** Set problem **
Every entry that follows should be reproduced exactly.

** Stored records **

• • •

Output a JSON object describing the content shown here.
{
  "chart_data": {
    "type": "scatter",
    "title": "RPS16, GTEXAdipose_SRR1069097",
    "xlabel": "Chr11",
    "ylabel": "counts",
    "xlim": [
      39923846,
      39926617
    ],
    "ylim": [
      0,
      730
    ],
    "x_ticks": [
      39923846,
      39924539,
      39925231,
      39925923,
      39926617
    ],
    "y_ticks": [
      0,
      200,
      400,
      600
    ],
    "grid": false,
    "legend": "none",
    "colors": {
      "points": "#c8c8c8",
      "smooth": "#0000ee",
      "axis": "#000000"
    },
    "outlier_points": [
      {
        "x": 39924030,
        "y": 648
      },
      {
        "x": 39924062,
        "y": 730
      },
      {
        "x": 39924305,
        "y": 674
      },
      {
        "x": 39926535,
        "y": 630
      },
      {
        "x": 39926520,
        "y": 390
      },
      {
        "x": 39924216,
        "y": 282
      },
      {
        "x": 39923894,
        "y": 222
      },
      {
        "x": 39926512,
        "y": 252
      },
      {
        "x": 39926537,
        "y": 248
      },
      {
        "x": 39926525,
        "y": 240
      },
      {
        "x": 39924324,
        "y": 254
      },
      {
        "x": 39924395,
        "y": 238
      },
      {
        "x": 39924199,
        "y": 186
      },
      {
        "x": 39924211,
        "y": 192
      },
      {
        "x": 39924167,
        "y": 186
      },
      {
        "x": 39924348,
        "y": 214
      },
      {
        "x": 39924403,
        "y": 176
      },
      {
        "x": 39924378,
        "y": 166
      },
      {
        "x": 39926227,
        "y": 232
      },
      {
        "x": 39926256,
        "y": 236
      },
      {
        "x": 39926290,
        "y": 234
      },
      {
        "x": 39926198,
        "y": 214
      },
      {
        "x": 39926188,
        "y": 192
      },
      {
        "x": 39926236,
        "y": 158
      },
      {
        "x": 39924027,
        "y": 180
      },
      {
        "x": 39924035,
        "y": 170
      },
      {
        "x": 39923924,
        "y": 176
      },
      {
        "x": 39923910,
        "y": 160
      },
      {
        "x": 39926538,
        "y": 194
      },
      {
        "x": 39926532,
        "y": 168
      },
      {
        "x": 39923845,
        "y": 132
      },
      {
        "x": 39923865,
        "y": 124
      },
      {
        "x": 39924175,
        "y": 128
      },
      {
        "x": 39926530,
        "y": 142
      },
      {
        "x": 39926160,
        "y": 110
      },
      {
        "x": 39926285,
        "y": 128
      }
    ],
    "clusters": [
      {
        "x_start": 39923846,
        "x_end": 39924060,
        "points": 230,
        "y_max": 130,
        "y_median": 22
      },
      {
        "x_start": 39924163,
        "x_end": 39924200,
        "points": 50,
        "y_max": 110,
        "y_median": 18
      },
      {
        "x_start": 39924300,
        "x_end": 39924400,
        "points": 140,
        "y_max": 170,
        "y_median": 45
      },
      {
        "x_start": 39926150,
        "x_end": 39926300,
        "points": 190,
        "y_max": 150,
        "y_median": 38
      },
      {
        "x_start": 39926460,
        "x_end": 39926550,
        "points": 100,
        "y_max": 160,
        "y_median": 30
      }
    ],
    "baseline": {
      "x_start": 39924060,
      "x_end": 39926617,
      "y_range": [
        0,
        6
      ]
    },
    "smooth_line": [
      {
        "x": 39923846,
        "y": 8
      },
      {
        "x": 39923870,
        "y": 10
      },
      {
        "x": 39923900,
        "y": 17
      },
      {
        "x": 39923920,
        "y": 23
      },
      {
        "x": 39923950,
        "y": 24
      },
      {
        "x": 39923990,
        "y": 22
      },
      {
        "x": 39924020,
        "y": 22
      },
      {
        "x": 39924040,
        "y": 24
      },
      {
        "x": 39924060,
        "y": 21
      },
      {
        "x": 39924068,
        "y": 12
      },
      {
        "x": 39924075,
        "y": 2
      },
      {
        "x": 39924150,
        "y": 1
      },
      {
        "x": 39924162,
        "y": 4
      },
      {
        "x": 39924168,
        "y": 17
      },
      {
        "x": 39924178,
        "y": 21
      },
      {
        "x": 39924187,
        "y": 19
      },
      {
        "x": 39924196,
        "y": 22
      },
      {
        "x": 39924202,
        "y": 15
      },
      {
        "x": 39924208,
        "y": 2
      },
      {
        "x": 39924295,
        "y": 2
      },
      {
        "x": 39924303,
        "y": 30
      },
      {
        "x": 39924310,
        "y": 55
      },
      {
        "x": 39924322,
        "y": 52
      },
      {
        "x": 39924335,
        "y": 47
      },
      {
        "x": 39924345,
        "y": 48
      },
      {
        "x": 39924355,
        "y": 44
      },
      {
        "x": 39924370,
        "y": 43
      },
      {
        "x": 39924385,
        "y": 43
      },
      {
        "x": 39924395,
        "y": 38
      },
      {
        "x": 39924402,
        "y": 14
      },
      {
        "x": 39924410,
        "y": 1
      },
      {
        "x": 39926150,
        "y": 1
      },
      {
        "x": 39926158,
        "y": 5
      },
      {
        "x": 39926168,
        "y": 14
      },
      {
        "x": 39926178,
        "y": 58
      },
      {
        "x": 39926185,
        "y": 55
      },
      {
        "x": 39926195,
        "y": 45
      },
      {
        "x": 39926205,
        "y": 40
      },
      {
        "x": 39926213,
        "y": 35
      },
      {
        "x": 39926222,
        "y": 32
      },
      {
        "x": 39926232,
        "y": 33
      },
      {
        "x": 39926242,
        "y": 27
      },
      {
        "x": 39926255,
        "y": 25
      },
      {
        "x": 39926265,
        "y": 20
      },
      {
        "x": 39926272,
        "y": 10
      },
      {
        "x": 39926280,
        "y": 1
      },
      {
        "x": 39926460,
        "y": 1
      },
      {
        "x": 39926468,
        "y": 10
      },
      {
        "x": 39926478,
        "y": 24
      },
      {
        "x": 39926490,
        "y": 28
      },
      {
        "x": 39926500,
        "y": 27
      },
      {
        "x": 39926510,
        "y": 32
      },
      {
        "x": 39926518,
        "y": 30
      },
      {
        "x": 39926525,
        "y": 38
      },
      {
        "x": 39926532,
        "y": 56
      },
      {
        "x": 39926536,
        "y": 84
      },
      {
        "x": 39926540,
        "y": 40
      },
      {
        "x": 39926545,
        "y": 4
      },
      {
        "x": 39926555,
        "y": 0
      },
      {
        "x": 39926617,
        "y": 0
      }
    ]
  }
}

• • •

** Reply to the exercise **
Output a JSON object describing the content shown here.
{
  "chart_data": {
    "type": "scatter",
    "title": "RPS16, GTEXAdipose_SRR1069097",
    "xlabel": "Chr11",
    "ylabel": "counts",
    "xlim": [
      39923846,
      39926617
    ],
    "ylim": [
      0,
      730
    ],
    "x_ticks": [
      39923846,
      39924539,
      39925231,
      39925923,
      39926617
    ],
    "y_ticks": [
      0,
      200,
      400,
      600
    ],
    "grid": false,
    "legend": "none",
    "colors": {
      "points": "#c8c8c8",
      "smooth": "#0000ee",
      "axis": "#000000"
    },
    "outlier_points": [
      {
        "x": 39924030,
        "y": 648
      },
      {
        "x": 39924062,
        "y": 730
      },
      {
        "x": 39924305,
        "y": 674
      },
      {
        "x": 39926535,
        "y": 630
      },
      {
        "x": 39926520,
        "y": 390
      },
      {
        "x": 39924216,
        "y": 282
      },
      {
        "x": 39923894,
        "y": 222
      },
      {
        "x": 39926512,
        "y": 252
      },
      {
        "x": 39926537,
        "y": 248
      },
      {
        "x": 39926525,
        "y": 240
      },
      {
        "x": 39924324,
        "y": 254
      },
      {
        "x": 39924395,
        "y": 238
      },
      {
        "x": 39924199,
        "y": 186
      },
      {
        "x": 39924211,
        "y": 192
      },
      {
        "x": 39924167,
        "y": 186
      },
      {
        "x": 39924348,
        "y": 214
      },
      {
        "x": 39924403,
        "y": 176
      },
      {
        "x": 39924378,
        "y": 166
      },
      {
        "x": 39926227,
        "y": 232
      },
      {
        "x": 39926256,
        "y": 236
      },
      {
        "x": 39926290,
        "y": 234
      },
      {
        "x": 39926198,
        "y": 214
      },
      {
        "x": 39926188,
        "y": 192
      },
      {
        "x": 39926236,
        "y": 158
      },
      {
        "x": 39924027,
        "y": 180
      },
      {
        "x": 39924035,
        "y": 170
      },
      {
        "x": 39923924,
        "y": 176
      },
      {
        "x": 39923910,
        "y": 160
      },
      {
        "x": 39926538,
        "y": 194
      },
      {
        "x": 39926532,
        "y": 168
      },
      {
        "x": 39923845,
        "y": 132
      },
      {
        "x": 39923865,
        "y": 124
      },
      {
        "x": 39924175,
        "y": 128
      },
      {
        "x": 39926530,
        "y": 142
      },
      {
        "x": 39926160,
        "y": 110
      },
      {
        "x": 39926285,
        "y": 128
      }
    ],
    "clusters": [
      {
        "x_start": 39923846,
        "x_end": 39924060,
        "points": 230,
        "y_max": 130,
        "y_median": 22
      },
      {
        "x_start": 39924163,
        "x_end": 39924200,
        "points": 50,
        "y_max": 110,
        "y_median": 18
      },
      {
        "x_start": 39924300,
        "x_end": 39924400,
        "points": 140,
        "y_max": 170,
        "y_median": 45
      },
      {
        "x_start": 39926150,
        "x_end": 39926300,
        "points": 190,
        "y_max": 150,
        "y_median": 38
      },
      {
        "x_start": 39926460,
        "x_end": 39926550,
        "points": 100,
        "y_max": 160,
        "y_median": 30
      }
    ],
    "baseline": {
      "x_start": 39924060,
      "x_end": 39926617,
      "y_range": [
        0,
        6
      ]
    },
    "smooth_line": [
      {
        "x": 39923846,
        "y": 8
      },
      {
        "x": 39923870,
        "y": 10
      },
      {
        "x": 39923900,
        "y": 17
      },
      {
        "x": 39923920,
        "y": 23
      },
      {
        "x": 39923950,
        "y": 24
      },
      {
        "x": 39923990,
        "y": 22
      },
      {
        "x": 39924020,
        "y": 22
      },
      {
        "x": 39924040,
        "y": 24
      },
      {
        "x": 39924060,
        "y": 21
      },
      {
        "x": 39924068,
        "y": 12
      },
      {
        "x": 39924075,
        "y": 2
      },
      {
        "x": 39924150,
        "y": 1
      },
      {
        "x": 39924162,
        "y": 4
      },
      {
        "x": 39924168,
        "y": 17
      },
      {
        "x": 39924178,
        "y": 21
      },
      {
        "x": 39924187,
        "y": 19
      },
      {
        "x": 39924196,
        "y": 22
      },
      {
        "x": 39924202,
        "y": 15
      },
      {
        "x": 39924208,
        "y": 2
      },
      {
        "x": 39924295,
        "y": 2
      },
      {
        "x": 39924303,
        "y": 30
      },
      {
        "x": 39924310,
        "y": 55
      },
      {
        "x": 39924322,
        "y": 52
      },
      {
        "x": 39924335,
        "y": 47
      },
      {
        "x": 39924345,
        "y": 48
      },
      {
        "x": 39924355,
        "y": 44
      },
      {
        "x": 39924370,
        "y": 43
      },
      {
        "x": 39924385,
        "y": 43
      },
      {
        "x": 39924395,
        "y": 38
      },
      {
        "x": 39924402,
        "y": 14
      },
      {
        "x": 39924410,
        "y": 1
      },
      {
        "x": 39926150,
        "y": 1
      },
      {
        "x": 39926158,
        "y": 5
      },
      {
        "x": 39926168,
        "y": 14
      },
      {
        "x": 39926178,
        "y": 58
      },
      {
        "x": 39926185,
        "y": 55
      },
      {
        "x": 39926195,
        "y": 45
      },
      {
        "x": 39926205,
        "y": 40
      },
      {
        "x": 39926213,
        "y": 35
      },
      {
        "x": 39926222,
        "y": 32
      },
      {
        "x": 39926232,
        "y": 33
      },
      {
        "x": 39926242,
        "y": 27
      },
      {
        "x": 39926255,
        "y": 25
      },
      {
        "x": 39926265,
        "y": 20
      },
      {
        "x": 39926272,
        "y": 10
      },
      {
        "x": 39926280,
        "y": 1
      },
      {
        "x": 39926460,
        "y": 1
      },
      {
        "x": 39926468,
        "y": 10
      },
      {
        "x": 39926478,
        "y": 24
      },
      {
        "x": 39926490,
        "y": 28
      },
      {
        "x": 39926500,
        "y": 27
      },
      {
        "x": 39926510,
        "y": 32
      },
      {
        "x": 39926518,
        "y": 30
      },
      {
        "x": 39926525,
        "y": 38
      },
      {
        "x": 39926532,
        "y": 56
      },
      {
        "x": 39926536,
        "y": 84
      },
      {
        "x": 39926540,
        "y": 40
      },
      {
        "x": 39926545,
        "y": 4
      },
      {
        "x": 39926555,
        "y": 0
      },
      {
        "x": 39926617,
        "y": 0
      }
    ]
  }
}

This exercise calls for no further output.